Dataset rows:
----------------

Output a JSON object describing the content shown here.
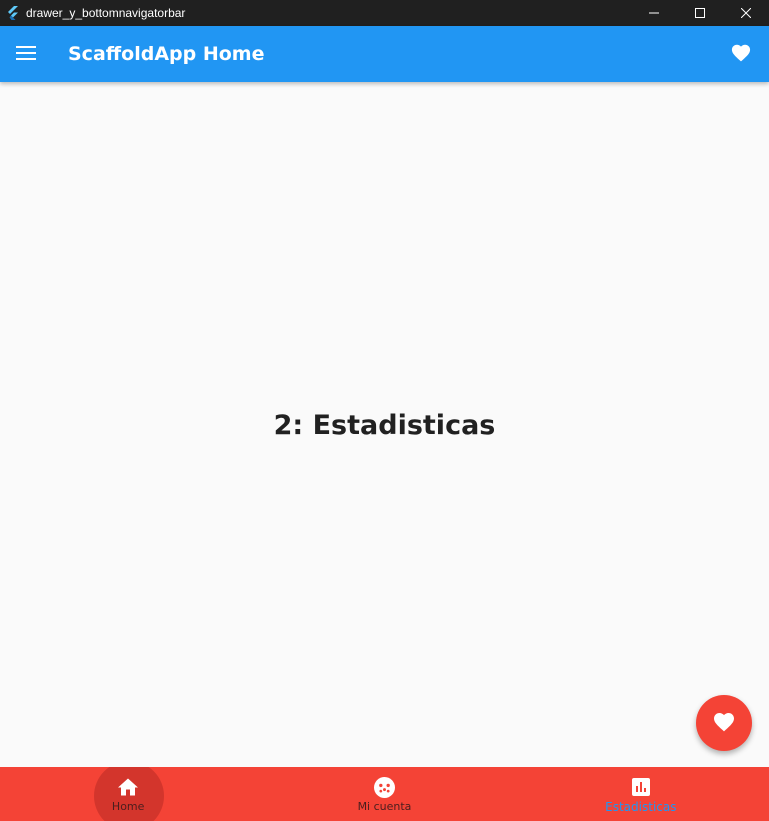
{
  "window": {
    "title": "drawer_y_bottomnavigatorbar"
  },
  "appbar": {
    "title": "ScaffoldApp Home",
    "menu_icon": "menu-icon",
    "action_icon": "favorite-icon"
  },
  "body": {
    "text": "2: Estadisticas"
  },
  "fab": {
    "icon": "favorite-icon"
  },
  "bottom_nav": {
    "items": [
      {
        "label": "Home",
        "icon": "home-icon"
      },
      {
        "label": "Mi cuenta",
        "icon": "face-icon"
      },
      {
        "label": "Estadisticas",
        "icon": "bar-chart-icon"
      }
    ],
    "selected_index": 2
  },
  "colors": {
    "appbar": "#2196f3",
    "nav_background": "#f44336",
    "fab": "#f44336",
    "selected_label": "#2196f3"
  }
}
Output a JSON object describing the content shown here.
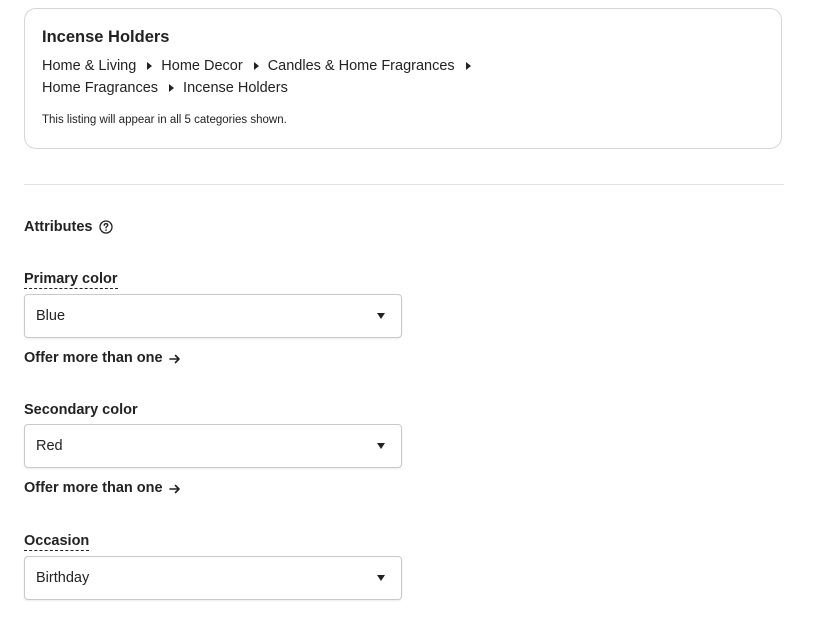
{
  "category": {
    "title": "Incense Holders",
    "breadcrumb": [
      "Home & Living",
      "Home Decor",
      "Candles & Home Fragrances",
      "Home Fragrances",
      "Incense Holders"
    ],
    "note": "This listing will appear in all 5 categories shown."
  },
  "attributes": {
    "heading": "Attributes",
    "help_icon": "question-circle-icon"
  },
  "fields": {
    "primary_color": {
      "label": "Primary color",
      "value": "Blue",
      "offer_more": "Offer more than one"
    },
    "secondary_color": {
      "label": "Secondary color",
      "value": "Red",
      "offer_more": "Offer more than one"
    },
    "occasion": {
      "label": "Occasion",
      "value": "Birthday"
    }
  },
  "icons": {
    "breadcrumb_separator": "triangle-right-icon",
    "select_caret": "caret-down-icon",
    "offer_arrow": "arrow-right-icon"
  }
}
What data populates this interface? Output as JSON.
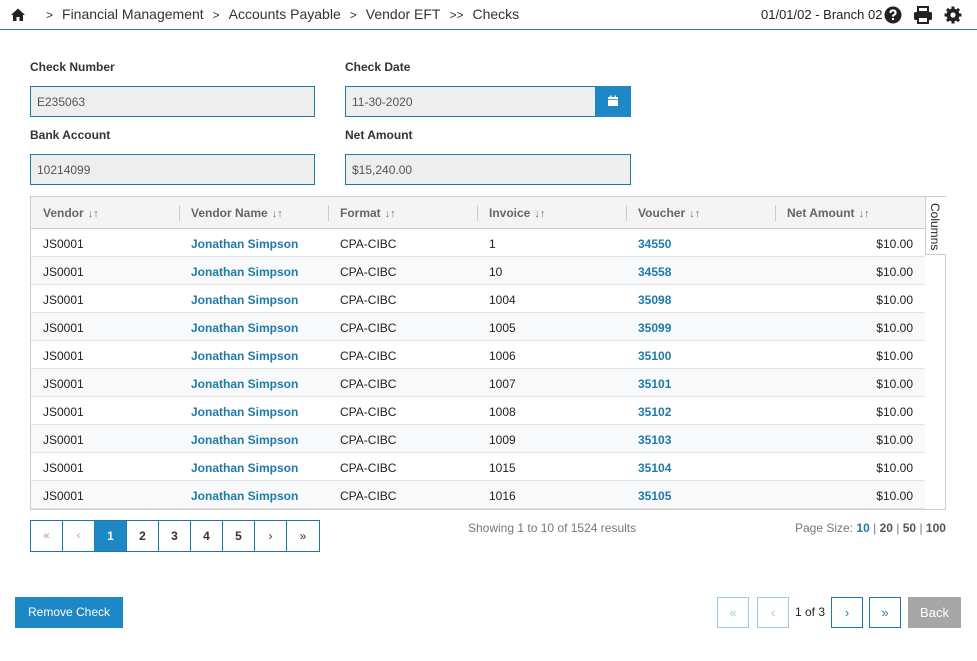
{
  "header": {
    "breadcrumbs": [
      {
        "sep": ">",
        "label": "Financial Management"
      },
      {
        "sep": ">",
        "label": "Accounts Payable"
      },
      {
        "sep": ">",
        "label": "Vendor EFT"
      },
      {
        "sep": ">>",
        "label": "Checks"
      }
    ],
    "branch_info": "01/01/02 - Branch 02",
    "icons": [
      "home-icon",
      "help-icon",
      "print-icon",
      "gear-icon"
    ]
  },
  "form": {
    "check_number_label": "Check Number",
    "check_number_value": "E235063",
    "check_date_label": "Check Date",
    "check_date_value": "11-30-2020",
    "bank_account_label": "Bank Account",
    "bank_account_value": "10214099",
    "net_amount_label": "Net Amount",
    "net_amount_value": "$15,240.00"
  },
  "table": {
    "columns_tab": "Columns",
    "sort_glyph": "↓↑",
    "headers": [
      "Vendor",
      "Vendor Name",
      "Format",
      "Invoice",
      "Voucher",
      "Net Amount"
    ],
    "rows": [
      {
        "vendor": "JS0001",
        "name": "Jonathan Simpson",
        "format": "CPA-CIBC",
        "invoice": "1",
        "voucher": "34550",
        "amount": "$10.00"
      },
      {
        "vendor": "JS0001",
        "name": "Jonathan Simpson",
        "format": "CPA-CIBC",
        "invoice": "10",
        "voucher": "34558",
        "amount": "$10.00"
      },
      {
        "vendor": "JS0001",
        "name": "Jonathan Simpson",
        "format": "CPA-CIBC",
        "invoice": "1004",
        "voucher": "35098",
        "amount": "$10.00"
      },
      {
        "vendor": "JS0001",
        "name": "Jonathan Simpson",
        "format": "CPA-CIBC",
        "invoice": "1005",
        "voucher": "35099",
        "amount": "$10.00"
      },
      {
        "vendor": "JS0001",
        "name": "Jonathan Simpson",
        "format": "CPA-CIBC",
        "invoice": "1006",
        "voucher": "35100",
        "amount": "$10.00"
      },
      {
        "vendor": "JS0001",
        "name": "Jonathan Simpson",
        "format": "CPA-CIBC",
        "invoice": "1007",
        "voucher": "35101",
        "amount": "$10.00"
      },
      {
        "vendor": "JS0001",
        "name": "Jonathan Simpson",
        "format": "CPA-CIBC",
        "invoice": "1008",
        "voucher": "35102",
        "amount": "$10.00"
      },
      {
        "vendor": "JS0001",
        "name": "Jonathan Simpson",
        "format": "CPA-CIBC",
        "invoice": "1009",
        "voucher": "35103",
        "amount": "$10.00"
      },
      {
        "vendor": "JS0001",
        "name": "Jonathan Simpson",
        "format": "CPA-CIBC",
        "invoice": "1015",
        "voucher": "35104",
        "amount": "$10.00"
      },
      {
        "vendor": "JS0001",
        "name": "Jonathan Simpson",
        "format": "CPA-CIBC",
        "invoice": "1016",
        "voucher": "35105",
        "amount": "$10.00"
      }
    ]
  },
  "pager": {
    "first": "«",
    "prev": "‹",
    "pages": [
      "1",
      "2",
      "3",
      "4",
      "5"
    ],
    "active_page": "1",
    "next": "›",
    "last": "»",
    "showing_text": "Showing 1 to 10 of 1524 results",
    "page_size_label": "Page Size:",
    "page_sizes": [
      "10",
      "20",
      "50",
      "100"
    ],
    "page_size_selected": "10",
    "page_size_sep": "|"
  },
  "footer": {
    "remove_label": "Remove Check",
    "first": "«",
    "prev": "‹",
    "page_of": "1 of 3",
    "next": "›",
    "last": "»",
    "back_label": "Back"
  },
  "colors": {
    "accent": "#1e88c7",
    "link": "#1f7aa8",
    "back_button": "#a6a6a6"
  }
}
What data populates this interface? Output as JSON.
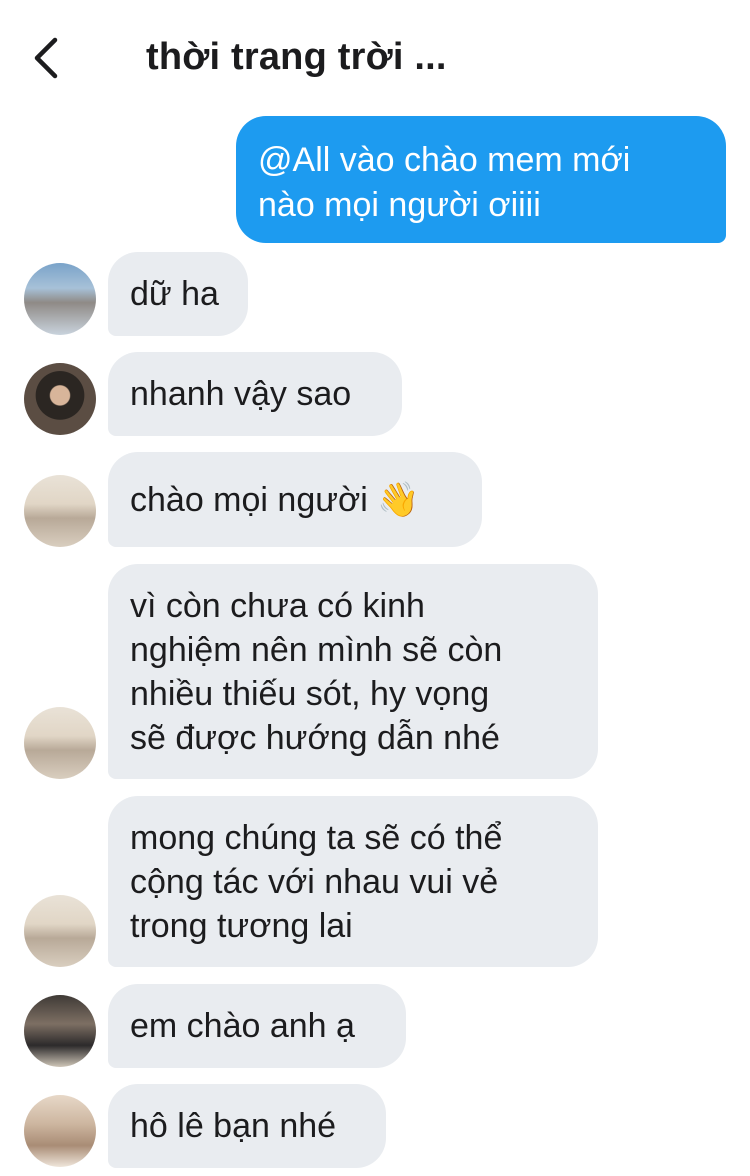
{
  "header": {
    "back_icon": "chevron-left-icon",
    "title": "thời trang trời ..."
  },
  "outgoing": {
    "lines": [
      "@All vào chào mem mới",
      "nào mọi người ơiiii"
    ]
  },
  "messages": [
    {
      "avatar": "avatar-1",
      "lines": [
        "dữ ha"
      ]
    },
    {
      "avatar": "avatar-2",
      "lines": [
        "nhanh vậy sao"
      ]
    },
    {
      "avatar": "avatar-3",
      "lines": [
        "chào mọi người 👋"
      ]
    },
    {
      "avatar": "avatar-3",
      "lines": [
        "vì còn chưa có kinh",
        "nghiệm nên mình sẽ còn",
        "nhiều thiếu sót, hy vọng",
        "sẽ được hướng dẫn nhé"
      ]
    },
    {
      "avatar": "avatar-3",
      "lines": [
        "mong chúng ta sẽ có thể",
        "cộng tác với nhau vui vẻ",
        "trong tương lai"
      ]
    },
    {
      "avatar": "avatar-4",
      "lines": [
        "em chào anh ạ"
      ]
    },
    {
      "avatar": "avatar-5",
      "lines": [
        "hô lê bạn nhé"
      ]
    }
  ],
  "colors": {
    "outgoing_bubble": "#1d9bf0",
    "incoming_bubble": "#e9ecf0",
    "text": "#1c1c1e"
  }
}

----------------

- **Task instructions**
Every line should be retyped exactly, with the pictures omitted.

- **The result**
Output a JSON object describing the content shown here.
{
  "window": {
    "title": "drawer_y_bottomnavigatorbar"
  },
  "appbar": {
    "title": "ScaffoldApp Home",
    "menu_icon": "menu-icon",
    "action_icon": "favorite-icon"
  },
  "body": {
    "text": "2: Estadisticas"
  },
  "fab": {
    "icon": "favorite-icon"
  },
  "bottom_nav": {
    "items": [
      {
        "label": "Home",
        "icon": "home-icon"
      },
      {
        "label": "Mi cuenta",
        "icon": "face-icon"
      },
      {
        "label": "Estadisticas",
        "icon": "bar-chart-icon"
      }
    ],
    "selected_index": 2
  },
  "colors": {
    "appbar": "#2196f3",
    "nav_background": "#f44336",
    "fab": "#f44336",
    "selected_label": "#2196f3"
  }
}
Output a JSON object describing the content shown here.
{
  "category": {
    "title": "Incense Holders",
    "breadcrumb": [
      "Home & Living",
      "Home Decor",
      "Candles & Home Fragrances",
      "Home Fragrances",
      "Incense Holders"
    ],
    "note": "This listing will appear in all 5 categories shown."
  },
  "attributes": {
    "heading": "Attributes",
    "help_icon": "question-circle-icon"
  },
  "fields": {
    "primary_color": {
      "label": "Primary color",
      "value": "Blue",
      "offer_more": "Offer more than one"
    },
    "secondary_color": {
      "label": "Secondary color",
      "value": "Red",
      "offer_more": "Offer more than one"
    },
    "occasion": {
      "label": "Occasion",
      "value": "Birthday"
    }
  },
  "icons": {
    "breadcrumb_separator": "triangle-right-icon",
    "select_caret": "caret-down-icon",
    "offer_arrow": "arrow-right-icon"
  }
}
What data populates this interface? Output as JSON.
{
  "header": {
    "breadcrumbs": [
      {
        "sep": ">",
        "label": "Financial Management"
      },
      {
        "sep": ">",
        "label": "Accounts Payable"
      },
      {
        "sep": ">",
        "label": "Vendor EFT"
      },
      {
        "sep": ">>",
        "label": "Checks"
      }
    ],
    "branch_info": "01/01/02 - Branch 02",
    "icons": [
      "home-icon",
      "help-icon",
      "print-icon",
      "gear-icon"
    ]
  },
  "form": {
    "check_number_label": "Check Number",
    "check_number_value": "E235063",
    "check_date_label": "Check Date",
    "check_date_value": "11-30-2020",
    "bank_account_label": "Bank Account",
    "bank_account_value": "10214099",
    "net_amount_label": "Net Amount",
    "net_amount_value": "$15,240.00"
  },
  "table": {
    "columns_tab": "Columns",
    "sort_glyph": "↓↑",
    "headers": [
      "Vendor",
      "Vendor Name",
      "Format",
      "Invoice",
      "Voucher",
      "Net Amount"
    ],
    "rows": [
      {
        "vendor": "JS0001",
        "name": "Jonathan Simpson",
        "format": "CPA-CIBC",
        "invoice": "1",
        "voucher": "34550",
        "amount": "$10.00"
      },
      {
        "vendor": "JS0001",
        "name": "Jonathan Simpson",
        "format": "CPA-CIBC",
        "invoice": "10",
        "voucher": "34558",
        "amount": "$10.00"
      },
      {
        "vendor": "JS0001",
        "name": "Jonathan Simpson",
        "format": "CPA-CIBC",
        "invoice": "1004",
        "voucher": "35098",
        "amount": "$10.00"
      },
      {
        "vendor": "JS0001",
        "name": "Jonathan Simpson",
        "format": "CPA-CIBC",
        "invoice": "1005",
        "voucher": "35099",
        "amount": "$10.00"
      },
      {
        "vendor": "JS0001",
        "name": "Jonathan Simpson",
        "format": "CPA-CIBC",
        "invoice": "1006",
        "voucher": "35100",
        "amount": "$10.00"
      },
      {
        "vendor": "JS0001",
        "name": "Jonathan Simpson",
        "format": "CPA-CIBC",
        "invoice": "1007",
        "voucher": "35101",
        "amount": "$10.00"
      },
      {
        "vendor": "JS0001",
        "name": "Jonathan Simpson",
        "format": "CPA-CIBC",
        "invoice": "1008",
        "voucher": "35102",
        "amount": "$10.00"
      },
      {
        "vendor": "JS0001",
        "name": "Jonathan Simpson",
        "format": "CPA-CIBC",
        "invoice": "1009",
        "voucher": "35103",
        "amount": "$10.00"
      },
      {
        "vendor": "JS0001",
        "name": "Jonathan Simpson",
        "format": "CPA-CIBC",
        "invoice": "1015",
        "voucher": "35104",
        "amount": "$10.00"
      },
      {
        "vendor": "JS0001",
        "name": "Jonathan Simpson",
        "format": "CPA-CIBC",
        "invoice": "1016",
        "voucher": "35105",
        "amount": "$10.00"
      }
    ]
  },
  "pager": {
    "first": "«",
    "prev": "‹",
    "pages": [
      "1",
      "2",
      "3",
      "4",
      "5"
    ],
    "active_page": "1",
    "next": "›",
    "last": "»",
    "showing_text": "Showing 1 to 10 of 1524 results",
    "page_size_label": "Page Size:",
    "page_sizes": [
      "10",
      "20",
      "50",
      "100"
    ],
    "page_size_selected": "10",
    "page_size_sep": "|"
  },
  "footer": {
    "remove_label": "Remove Check",
    "first": "«",
    "prev": "‹",
    "page_of": "1 of 3",
    "next": "›",
    "last": "»",
    "back_label": "Back"
  },
  "colors": {
    "accent": "#1e88c7",
    "link": "#1f7aa8",
    "back_button": "#a6a6a6"
  }
}
What data populates this interface? Output as JSON.
{
  "header": {
    "back_icon": "chevron-left-icon",
    "title": "thời trang trời ..."
  },
  "outgoing": {
    "lines": [
      "@All vào chào mem mới",
      "nào mọi người ơiiii"
    ]
  },
  "messages": [
    {
      "avatar": "avatar-1",
      "lines": [
        "dữ ha"
      ]
    },
    {
      "avatar": "avatar-2",
      "lines": [
        "nhanh vậy sao"
      ]
    },
    {
      "avatar": "avatar-3",
      "lines": [
        "chào mọi người 👋"
      ]
    },
    {
      "avatar": "avatar-3",
      "lines": [
        "vì còn chưa có kinh",
        "nghiệm nên mình sẽ còn",
        "nhiều thiếu sót, hy vọng",
        "sẽ được hướng dẫn nhé"
      ]
    },
    {
      "avatar": "avatar-3",
      "lines": [
        "mong chúng ta sẽ có thể",
        "cộng tác với nhau vui vẻ",
        "trong tương lai"
      ]
    },
    {
      "avatar": "avatar-4",
      "lines": [
        "em chào anh ạ"
      ]
    },
    {
      "avatar": "avatar-5",
      "lines": [
        "hô lê bạn nhé"
      ]
    }
  ],
  "colors": {
    "outgoing_bubble": "#1d9bf0",
    "incoming_bubble": "#e9ecf0",
    "text": "#1c1c1e"
  }
}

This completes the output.